## The problem
Without the pictures, can you quote each line below exactly?

## Source data
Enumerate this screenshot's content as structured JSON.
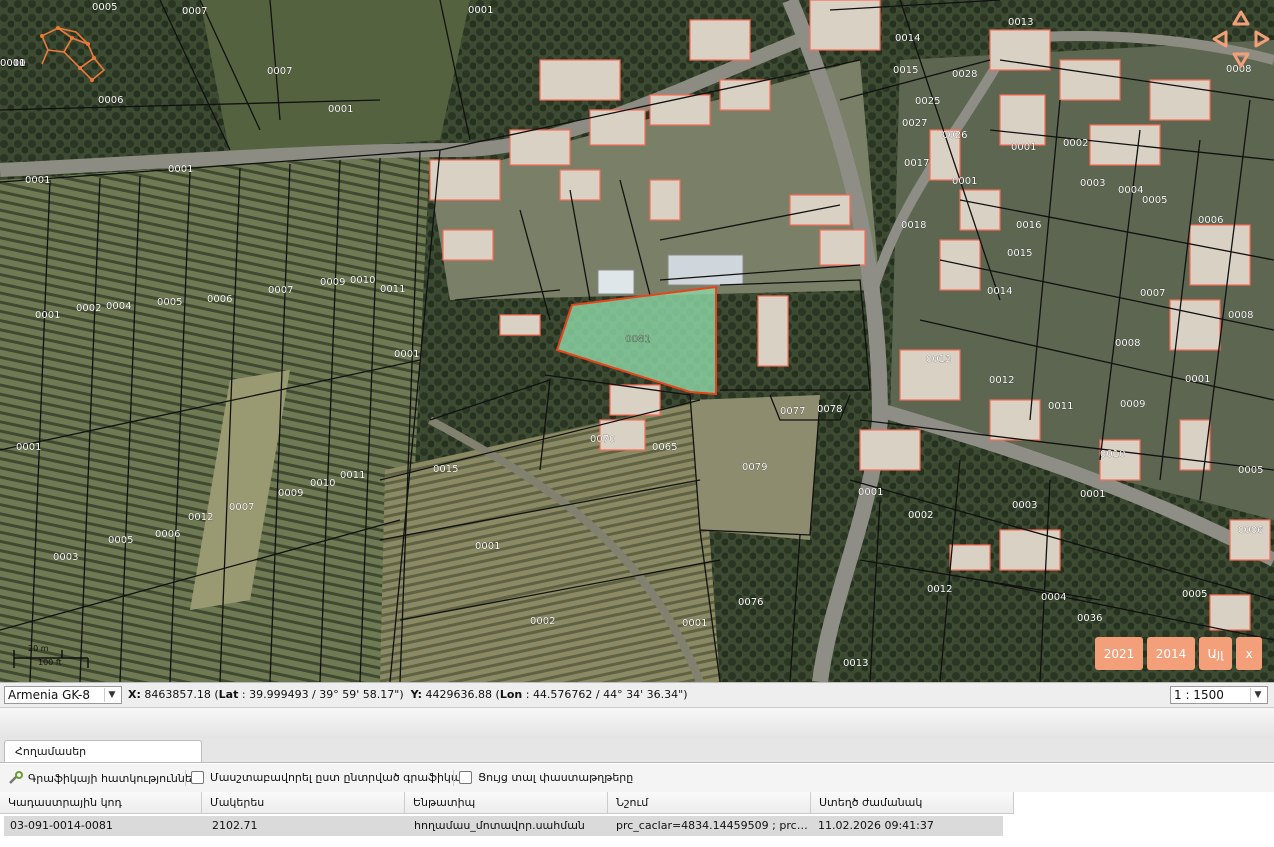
{
  "map": {
    "parcel_labels": [
      "0005",
      "0007",
      "0001",
      "0006",
      "0007",
      "0003",
      "0004",
      "0005",
      "0008",
      "0001",
      "0005",
      "0002",
      "0001",
      "0003",
      "0001",
      "0001",
      "0009",
      "0010",
      "0008",
      "0006",
      "0007",
      "0005",
      "0004",
      "0003",
      "0006",
      "0011",
      "0012",
      "0002",
      "0080",
      "0001",
      "0006",
      "0066",
      "0001",
      "0001",
      "0002",
      "0003",
      "0005",
      "0006",
      "0007",
      "0009",
      "0010",
      "0011",
      "0001",
      "0070",
      "0065",
      "0077",
      "0078",
      "0079",
      "0015",
      "0001",
      "0002",
      "0001",
      "0076",
      "0003",
      "0002",
      "0005",
      "0006",
      "0007",
      "0012",
      "0009",
      "0010",
      "0011",
      "0013",
      "0014",
      "0015",
      "0028",
      "0025",
      "0027",
      "0026",
      "0017",
      "0001",
      "0018",
      "0013",
      "0012",
      "0011",
      "0010",
      "0009",
      "0001",
      "0002",
      "0003",
      "0004",
      "0005",
      "0006",
      "0016",
      "0015",
      "0014",
      "0007",
      "0008",
      "0008",
      "0013",
      "0012",
      "0011",
      "0009",
      "0001",
      "0010",
      "0001",
      "0002",
      "0003",
      "0001",
      "0012",
      "0004",
      "0005",
      "0006",
      "0005",
      "0036",
      "0013",
      "0001",
      "0008",
      "0001",
      "0001"
    ],
    "selected_parcel_label": "0081",
    "selected_fill": "#8fd9a8",
    "selected_stroke": "#e8431c"
  },
  "scale_bar": {
    "top_label": "20 m",
    "bottom_label": "100 ft"
  },
  "year_buttons": [
    {
      "label": "2021"
    },
    {
      "label": "2014"
    },
    {
      "label": "Այլ"
    },
    {
      "label": "x"
    }
  ],
  "status": {
    "projection": "Armenia GK-8",
    "x_label": "X:",
    "x_value": "8463857.18",
    "lat_label": "Lat",
    "lat_value": "39.999493 / 39° 59' 58.17\"",
    "y_label": "Y:",
    "y_value": "4429636.88",
    "lon_label": "Lon",
    "lon_value": "44.576762 / 44° 34' 36.34\"",
    "scale": "1 : 1500"
  },
  "tabs": {
    "active": "Հողամասեր"
  },
  "toolbar": {
    "graphics_props": "Գրաֆիկայի հատկություններ",
    "zoom_selected": "Մասշտաբավորել ըստ ընտրված գրաֆիկայի",
    "show_docs": "Ցույց տալ փաստաթղթերը"
  },
  "table": {
    "columns": [
      "Կադաստրային կոդ",
      "Մակերես",
      "Ենթատիպ",
      "Նշում",
      "Ստեղծ ժամանակ"
    ],
    "rows": [
      [
        "03-091-0014-0081",
        "2102.71",
        "հողամաս_մոտավոր.սահման",
        "prc_caclar=4834.14459509 ; prc_per...",
        "11.02.2026 09:41:37"
      ]
    ]
  },
  "colors": {
    "accent": "#f3a07a",
    "parcel_border": "#111111",
    "building_border": "#ff6a55"
  }
}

## Exercise output
Enumerate this screenshot's content as structured JSON.
{
  "map": {
    "parcel_labels": [
      "0005",
      "0007",
      "0001",
      "0006",
      "0007",
      "0003",
      "0004",
      "0005",
      "0008",
      "0001",
      "0005",
      "0002",
      "0001",
      "0003",
      "0001",
      "0001",
      "0009",
      "0010",
      "0008",
      "0006",
      "0007",
      "0005",
      "0004",
      "0003",
      "0006",
      "0011",
      "0012",
      "0002",
      "0080",
      "0001",
      "0006",
      "0066",
      "0001",
      "0001",
      "0002",
      "0003",
      "0005",
      "0006",
      "0007",
      "0009",
      "0010",
      "0011",
      "0001",
      "0070",
      "0065",
      "0077",
      "0078",
      "0079",
      "0015",
      "0001",
      "0002",
      "0001",
      "0076",
      "0003",
      "0002",
      "0005",
      "0006",
      "0007",
      "0012",
      "0009",
      "0010",
      "0011",
      "0013",
      "0014",
      "0015",
      "0028",
      "0025",
      "0027",
      "0026",
      "0017",
      "0001",
      "0018",
      "0013",
      "0012",
      "0011",
      "0010",
      "0009",
      "0001",
      "0002",
      "0003",
      "0004",
      "0005",
      "0006",
      "0016",
      "0015",
      "0014",
      "0007",
      "0008",
      "0008",
      "0013",
      "0012",
      "0011",
      "0009",
      "0001",
      "0010",
      "0001",
      "0002",
      "0003",
      "0001",
      "0012",
      "0004",
      "0005",
      "0006",
      "0005",
      "0036",
      "0013",
      "0001",
      "0008",
      "0001",
      "0001"
    ],
    "selected_parcel_label": "0081",
    "selected_fill": "#8fd9a8",
    "selected_stroke": "#e8431c"
  },
  "scale_bar": {
    "top_label": "20 m",
    "bottom_label": "100 ft"
  },
  "year_buttons": [
    {
      "label": "2021"
    },
    {
      "label": "2014"
    },
    {
      "label": "Այլ"
    },
    {
      "label": "x"
    }
  ],
  "status": {
    "projection": "Armenia GK-8",
    "x_label": "X:",
    "x_value": "8463857.18",
    "lat_label": "Lat",
    "lat_value": "39.999493 / 39° 59' 58.17\"",
    "y_label": "Y:",
    "y_value": "4429636.88",
    "lon_label": "Lon",
    "lon_value": "44.576762 / 44° 34' 36.34\"",
    "scale": "1 : 1500"
  },
  "tabs": {
    "active": "Հողամասեր"
  },
  "toolbar": {
    "graphics_props": "Գրաֆիկայի հատկություններ",
    "zoom_selected": "Մասշտաբավորել ըստ ընտրված գրաֆիկայի",
    "show_docs": "Ցույց տալ փաստաթղթերը"
  },
  "table": {
    "columns": [
      "Կադաստրային կոդ",
      "Մակերես",
      "Ենթատիպ",
      "Նշում",
      "Ստեղծ ժամանակ"
    ],
    "rows": [
      [
        "03-091-0014-0081",
        "2102.71",
        "հողամաս_մոտավոր.սահման",
        "prc_caclar=4834.14459509 ; prc_per...",
        "11.02.2026 09:41:37"
      ]
    ]
  },
  "colors": {
    "accent": "#f3a07a",
    "parcel_border": "#111111",
    "building_border": "#ff6a55"
  }
}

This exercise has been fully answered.